• **Directive**: Identify all lines below that hold "Visit" and collect them.

• **Source records**:
▶

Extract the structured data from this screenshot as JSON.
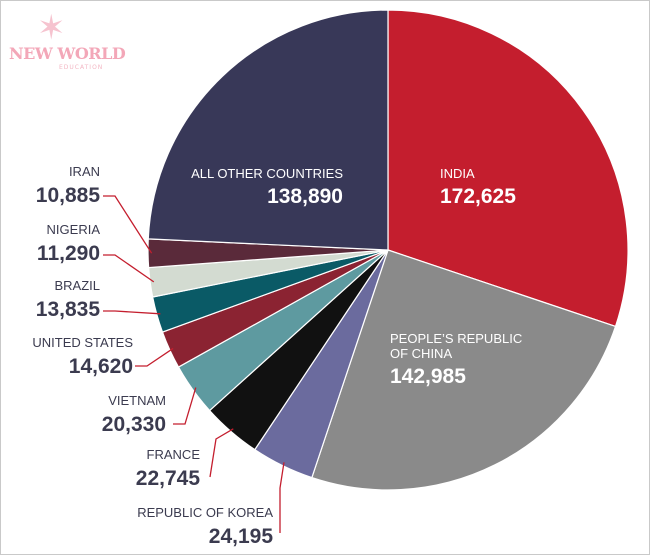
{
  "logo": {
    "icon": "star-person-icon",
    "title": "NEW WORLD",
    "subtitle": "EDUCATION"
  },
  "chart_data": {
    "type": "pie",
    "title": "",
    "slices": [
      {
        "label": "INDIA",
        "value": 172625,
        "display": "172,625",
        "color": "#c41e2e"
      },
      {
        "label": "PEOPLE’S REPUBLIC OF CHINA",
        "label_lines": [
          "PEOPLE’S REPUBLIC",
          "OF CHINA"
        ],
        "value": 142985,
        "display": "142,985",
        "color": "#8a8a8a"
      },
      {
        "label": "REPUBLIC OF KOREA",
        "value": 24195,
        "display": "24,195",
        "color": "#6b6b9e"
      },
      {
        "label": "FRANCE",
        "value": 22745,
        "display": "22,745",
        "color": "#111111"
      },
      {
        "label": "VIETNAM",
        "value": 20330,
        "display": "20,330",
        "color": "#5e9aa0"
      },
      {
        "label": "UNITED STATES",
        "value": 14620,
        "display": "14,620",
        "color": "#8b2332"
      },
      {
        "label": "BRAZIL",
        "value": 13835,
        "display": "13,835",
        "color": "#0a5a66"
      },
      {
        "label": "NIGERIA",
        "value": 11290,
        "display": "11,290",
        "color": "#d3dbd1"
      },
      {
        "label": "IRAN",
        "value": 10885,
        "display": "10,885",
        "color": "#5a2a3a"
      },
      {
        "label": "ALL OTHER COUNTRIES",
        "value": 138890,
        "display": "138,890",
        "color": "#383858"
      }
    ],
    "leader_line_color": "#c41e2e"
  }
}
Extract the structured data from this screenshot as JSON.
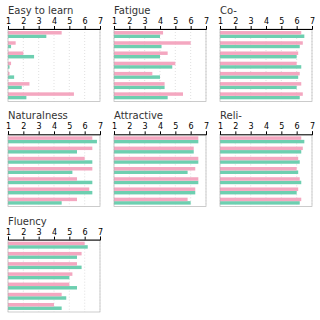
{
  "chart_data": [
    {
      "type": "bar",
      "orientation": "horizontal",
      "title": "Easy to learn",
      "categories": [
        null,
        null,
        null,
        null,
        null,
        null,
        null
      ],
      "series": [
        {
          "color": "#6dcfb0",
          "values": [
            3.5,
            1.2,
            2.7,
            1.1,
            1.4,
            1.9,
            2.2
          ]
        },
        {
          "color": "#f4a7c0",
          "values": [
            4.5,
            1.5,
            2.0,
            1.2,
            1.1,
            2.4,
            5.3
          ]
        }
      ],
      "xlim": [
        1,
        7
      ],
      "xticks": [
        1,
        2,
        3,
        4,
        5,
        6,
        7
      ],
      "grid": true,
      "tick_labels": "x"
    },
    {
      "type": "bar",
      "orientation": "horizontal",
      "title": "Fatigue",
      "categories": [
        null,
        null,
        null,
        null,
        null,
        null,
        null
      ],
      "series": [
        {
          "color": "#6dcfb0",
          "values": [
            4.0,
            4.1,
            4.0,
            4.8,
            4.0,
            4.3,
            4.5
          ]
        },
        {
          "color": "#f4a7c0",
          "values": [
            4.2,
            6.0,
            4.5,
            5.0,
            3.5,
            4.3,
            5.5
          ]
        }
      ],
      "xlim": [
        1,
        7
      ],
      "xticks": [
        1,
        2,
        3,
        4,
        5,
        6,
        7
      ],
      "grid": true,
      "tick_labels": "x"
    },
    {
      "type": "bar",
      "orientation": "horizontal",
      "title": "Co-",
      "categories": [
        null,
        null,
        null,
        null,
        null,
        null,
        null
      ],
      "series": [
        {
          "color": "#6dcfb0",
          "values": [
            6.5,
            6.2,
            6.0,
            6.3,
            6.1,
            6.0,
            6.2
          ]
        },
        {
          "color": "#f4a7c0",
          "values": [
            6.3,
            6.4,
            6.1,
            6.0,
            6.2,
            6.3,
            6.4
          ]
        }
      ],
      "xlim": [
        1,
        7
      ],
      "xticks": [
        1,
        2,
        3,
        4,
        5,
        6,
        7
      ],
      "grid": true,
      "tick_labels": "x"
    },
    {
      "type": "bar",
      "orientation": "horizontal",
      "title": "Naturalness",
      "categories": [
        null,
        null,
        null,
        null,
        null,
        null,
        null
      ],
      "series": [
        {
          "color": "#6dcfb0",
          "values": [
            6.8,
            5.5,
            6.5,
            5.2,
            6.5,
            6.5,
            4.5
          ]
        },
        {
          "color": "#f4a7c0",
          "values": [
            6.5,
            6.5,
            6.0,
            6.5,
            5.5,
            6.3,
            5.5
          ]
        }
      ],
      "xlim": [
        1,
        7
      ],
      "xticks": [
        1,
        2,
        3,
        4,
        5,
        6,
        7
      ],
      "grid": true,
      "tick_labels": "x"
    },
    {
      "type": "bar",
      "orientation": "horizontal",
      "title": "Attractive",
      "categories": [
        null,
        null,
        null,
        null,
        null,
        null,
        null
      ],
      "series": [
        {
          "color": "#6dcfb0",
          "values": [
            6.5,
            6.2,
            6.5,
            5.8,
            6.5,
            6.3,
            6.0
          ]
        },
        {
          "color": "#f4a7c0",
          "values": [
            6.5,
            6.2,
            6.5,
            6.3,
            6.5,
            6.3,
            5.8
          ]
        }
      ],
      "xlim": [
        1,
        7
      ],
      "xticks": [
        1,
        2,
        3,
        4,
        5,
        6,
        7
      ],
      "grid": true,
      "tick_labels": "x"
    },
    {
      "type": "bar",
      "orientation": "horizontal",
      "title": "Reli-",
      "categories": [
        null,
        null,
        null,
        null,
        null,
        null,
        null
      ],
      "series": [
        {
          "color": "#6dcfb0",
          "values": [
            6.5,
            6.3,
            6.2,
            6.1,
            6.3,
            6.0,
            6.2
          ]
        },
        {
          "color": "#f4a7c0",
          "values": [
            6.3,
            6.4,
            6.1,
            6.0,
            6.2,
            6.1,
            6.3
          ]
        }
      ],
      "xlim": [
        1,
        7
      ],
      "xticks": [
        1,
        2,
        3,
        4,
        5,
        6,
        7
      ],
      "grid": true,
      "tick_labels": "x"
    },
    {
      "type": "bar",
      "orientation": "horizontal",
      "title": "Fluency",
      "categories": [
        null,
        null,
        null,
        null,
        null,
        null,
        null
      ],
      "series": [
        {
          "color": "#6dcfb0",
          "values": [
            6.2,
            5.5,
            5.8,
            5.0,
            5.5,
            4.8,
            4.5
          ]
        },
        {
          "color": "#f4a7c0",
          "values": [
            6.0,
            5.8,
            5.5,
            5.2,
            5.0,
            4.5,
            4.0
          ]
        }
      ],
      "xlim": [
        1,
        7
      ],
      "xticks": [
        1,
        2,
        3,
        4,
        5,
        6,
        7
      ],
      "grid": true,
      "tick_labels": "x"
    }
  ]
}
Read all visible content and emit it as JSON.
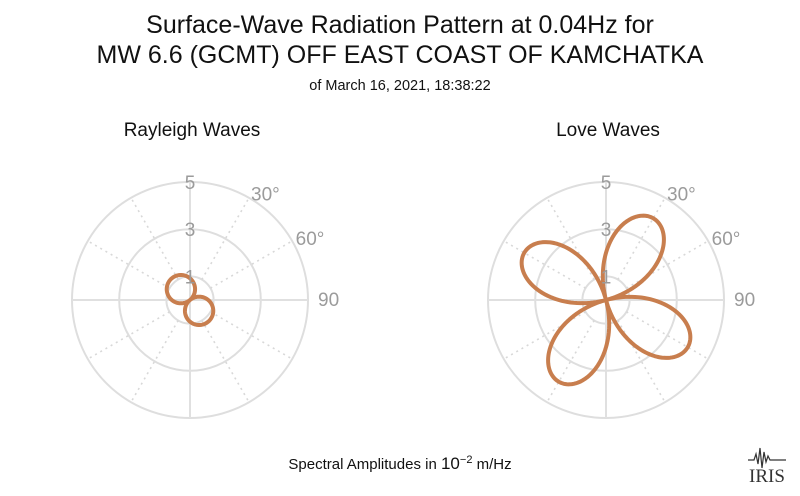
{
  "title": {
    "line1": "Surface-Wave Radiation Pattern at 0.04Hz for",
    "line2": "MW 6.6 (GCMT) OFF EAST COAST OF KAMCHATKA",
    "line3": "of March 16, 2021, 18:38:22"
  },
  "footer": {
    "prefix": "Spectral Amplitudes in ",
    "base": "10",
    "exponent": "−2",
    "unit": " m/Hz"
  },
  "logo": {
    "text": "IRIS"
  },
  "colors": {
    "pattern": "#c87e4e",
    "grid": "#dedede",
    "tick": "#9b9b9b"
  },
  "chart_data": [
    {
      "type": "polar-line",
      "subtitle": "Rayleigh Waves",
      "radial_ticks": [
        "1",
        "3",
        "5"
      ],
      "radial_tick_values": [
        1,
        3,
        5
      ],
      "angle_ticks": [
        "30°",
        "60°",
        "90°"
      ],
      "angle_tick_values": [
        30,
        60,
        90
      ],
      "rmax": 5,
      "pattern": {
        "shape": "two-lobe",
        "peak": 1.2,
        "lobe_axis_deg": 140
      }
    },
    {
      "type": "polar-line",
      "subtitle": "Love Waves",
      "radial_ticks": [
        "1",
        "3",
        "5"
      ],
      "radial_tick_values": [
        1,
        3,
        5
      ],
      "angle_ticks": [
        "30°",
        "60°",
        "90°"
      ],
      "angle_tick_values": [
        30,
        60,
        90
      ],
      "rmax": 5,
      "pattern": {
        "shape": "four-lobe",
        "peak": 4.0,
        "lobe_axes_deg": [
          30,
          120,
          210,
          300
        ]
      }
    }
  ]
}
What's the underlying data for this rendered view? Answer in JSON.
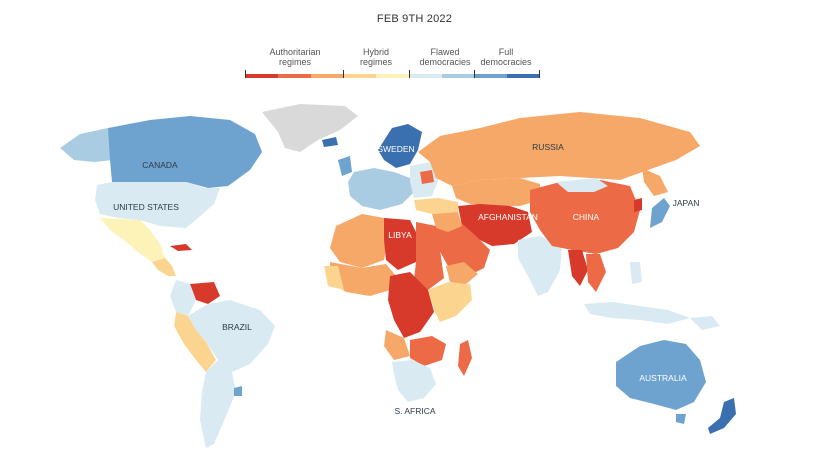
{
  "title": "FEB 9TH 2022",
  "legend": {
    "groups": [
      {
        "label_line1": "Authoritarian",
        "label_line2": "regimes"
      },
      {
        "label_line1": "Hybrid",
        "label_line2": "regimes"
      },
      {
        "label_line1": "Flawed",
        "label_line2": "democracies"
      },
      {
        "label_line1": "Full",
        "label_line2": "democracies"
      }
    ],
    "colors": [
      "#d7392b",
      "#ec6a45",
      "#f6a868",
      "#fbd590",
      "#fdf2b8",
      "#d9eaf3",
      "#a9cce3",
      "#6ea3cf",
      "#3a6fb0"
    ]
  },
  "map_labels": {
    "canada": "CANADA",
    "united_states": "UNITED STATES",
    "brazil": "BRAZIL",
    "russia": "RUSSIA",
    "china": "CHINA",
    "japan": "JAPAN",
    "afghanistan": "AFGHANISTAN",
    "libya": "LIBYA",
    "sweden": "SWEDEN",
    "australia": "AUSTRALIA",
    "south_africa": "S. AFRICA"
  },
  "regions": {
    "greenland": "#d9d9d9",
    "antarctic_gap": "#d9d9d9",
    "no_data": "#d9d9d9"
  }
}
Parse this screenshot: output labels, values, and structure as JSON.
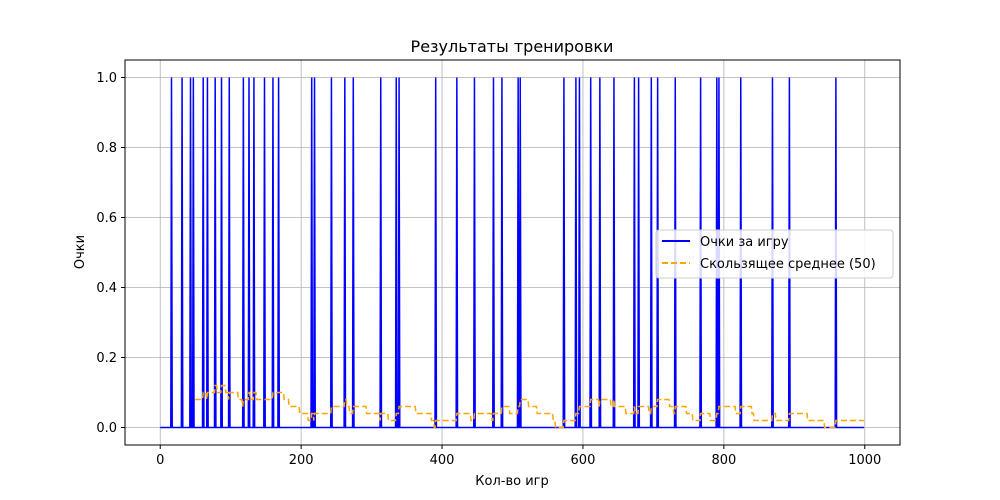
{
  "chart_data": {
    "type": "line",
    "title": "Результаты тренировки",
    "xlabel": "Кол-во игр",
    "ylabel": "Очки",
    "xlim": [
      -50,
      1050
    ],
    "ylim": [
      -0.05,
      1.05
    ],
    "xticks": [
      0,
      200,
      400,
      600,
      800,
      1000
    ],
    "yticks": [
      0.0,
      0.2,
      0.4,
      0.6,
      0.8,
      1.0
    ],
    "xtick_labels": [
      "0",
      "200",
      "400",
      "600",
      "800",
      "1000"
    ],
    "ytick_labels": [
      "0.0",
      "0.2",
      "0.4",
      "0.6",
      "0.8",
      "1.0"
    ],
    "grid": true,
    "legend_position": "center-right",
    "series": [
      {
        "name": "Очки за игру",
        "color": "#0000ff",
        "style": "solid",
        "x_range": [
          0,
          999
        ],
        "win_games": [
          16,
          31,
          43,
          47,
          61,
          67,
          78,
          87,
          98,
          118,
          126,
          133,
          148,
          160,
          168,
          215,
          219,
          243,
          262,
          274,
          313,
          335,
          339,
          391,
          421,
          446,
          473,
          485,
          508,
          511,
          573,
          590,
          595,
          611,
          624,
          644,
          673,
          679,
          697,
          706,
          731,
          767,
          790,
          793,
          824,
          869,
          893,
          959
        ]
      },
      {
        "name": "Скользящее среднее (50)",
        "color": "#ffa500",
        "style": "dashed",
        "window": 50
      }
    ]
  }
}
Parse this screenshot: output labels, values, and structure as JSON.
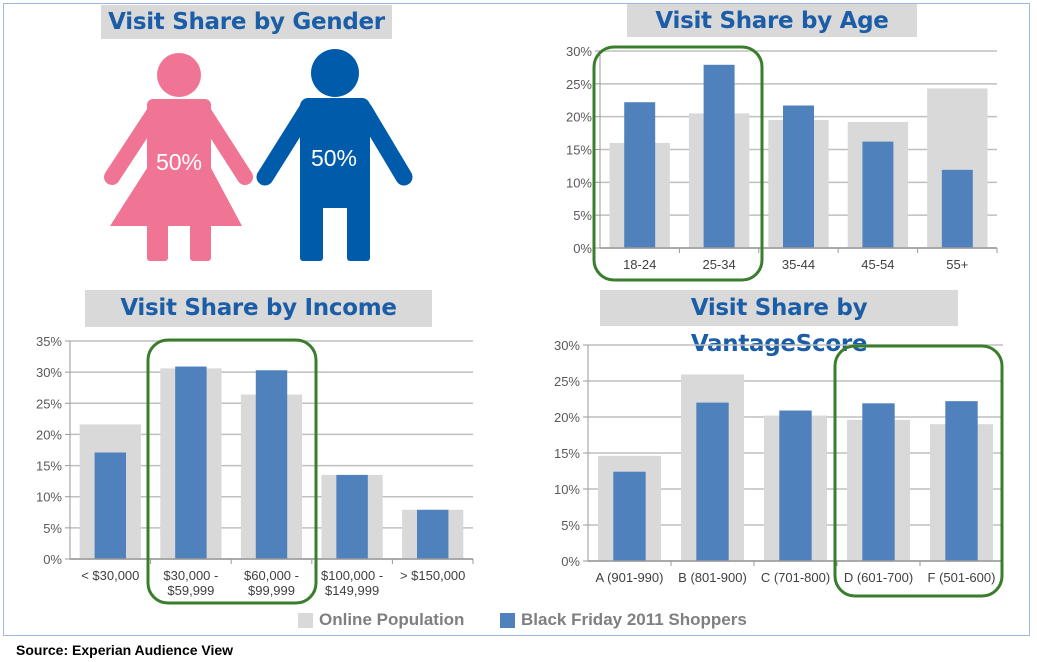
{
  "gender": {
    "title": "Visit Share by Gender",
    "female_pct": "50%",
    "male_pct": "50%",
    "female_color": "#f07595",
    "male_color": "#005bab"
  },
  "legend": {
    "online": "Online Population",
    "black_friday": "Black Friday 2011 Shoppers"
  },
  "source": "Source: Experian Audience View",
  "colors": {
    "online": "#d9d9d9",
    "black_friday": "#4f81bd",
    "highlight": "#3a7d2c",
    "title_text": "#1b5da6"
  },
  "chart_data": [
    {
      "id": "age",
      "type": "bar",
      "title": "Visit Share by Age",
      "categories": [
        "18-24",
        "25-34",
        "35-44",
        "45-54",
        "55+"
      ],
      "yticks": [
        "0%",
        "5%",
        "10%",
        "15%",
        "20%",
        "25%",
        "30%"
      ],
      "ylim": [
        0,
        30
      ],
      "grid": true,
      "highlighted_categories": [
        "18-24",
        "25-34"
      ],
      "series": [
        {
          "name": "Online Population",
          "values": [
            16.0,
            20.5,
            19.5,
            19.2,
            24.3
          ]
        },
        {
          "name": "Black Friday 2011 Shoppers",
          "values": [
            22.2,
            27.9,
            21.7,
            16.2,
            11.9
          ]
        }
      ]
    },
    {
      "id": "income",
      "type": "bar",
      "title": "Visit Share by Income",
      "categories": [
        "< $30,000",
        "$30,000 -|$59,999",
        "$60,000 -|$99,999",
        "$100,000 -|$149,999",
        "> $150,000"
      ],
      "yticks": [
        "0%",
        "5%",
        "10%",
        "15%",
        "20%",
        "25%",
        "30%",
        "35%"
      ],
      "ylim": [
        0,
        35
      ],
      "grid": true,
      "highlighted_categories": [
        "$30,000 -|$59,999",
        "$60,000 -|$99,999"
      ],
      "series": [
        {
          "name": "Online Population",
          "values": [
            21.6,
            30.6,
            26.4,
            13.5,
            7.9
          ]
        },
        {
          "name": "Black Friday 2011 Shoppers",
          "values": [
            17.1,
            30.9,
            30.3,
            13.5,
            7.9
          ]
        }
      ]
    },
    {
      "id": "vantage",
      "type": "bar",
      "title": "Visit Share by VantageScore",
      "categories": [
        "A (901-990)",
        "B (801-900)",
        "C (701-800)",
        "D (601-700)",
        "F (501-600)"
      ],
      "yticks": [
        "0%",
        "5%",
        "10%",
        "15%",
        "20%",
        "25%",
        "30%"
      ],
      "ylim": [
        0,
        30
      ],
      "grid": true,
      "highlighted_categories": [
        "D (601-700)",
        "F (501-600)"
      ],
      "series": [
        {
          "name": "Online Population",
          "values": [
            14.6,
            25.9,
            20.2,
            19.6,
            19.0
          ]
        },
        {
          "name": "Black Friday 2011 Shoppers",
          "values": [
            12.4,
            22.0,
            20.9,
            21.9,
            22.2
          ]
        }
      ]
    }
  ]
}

◀

• **Answer to this task**:
    "title": "Visit Share by Gender",
      "title": "Visit Share by Age",
      "title": "Visit Share by Income",
      "title": "Visit Share by VantageScore",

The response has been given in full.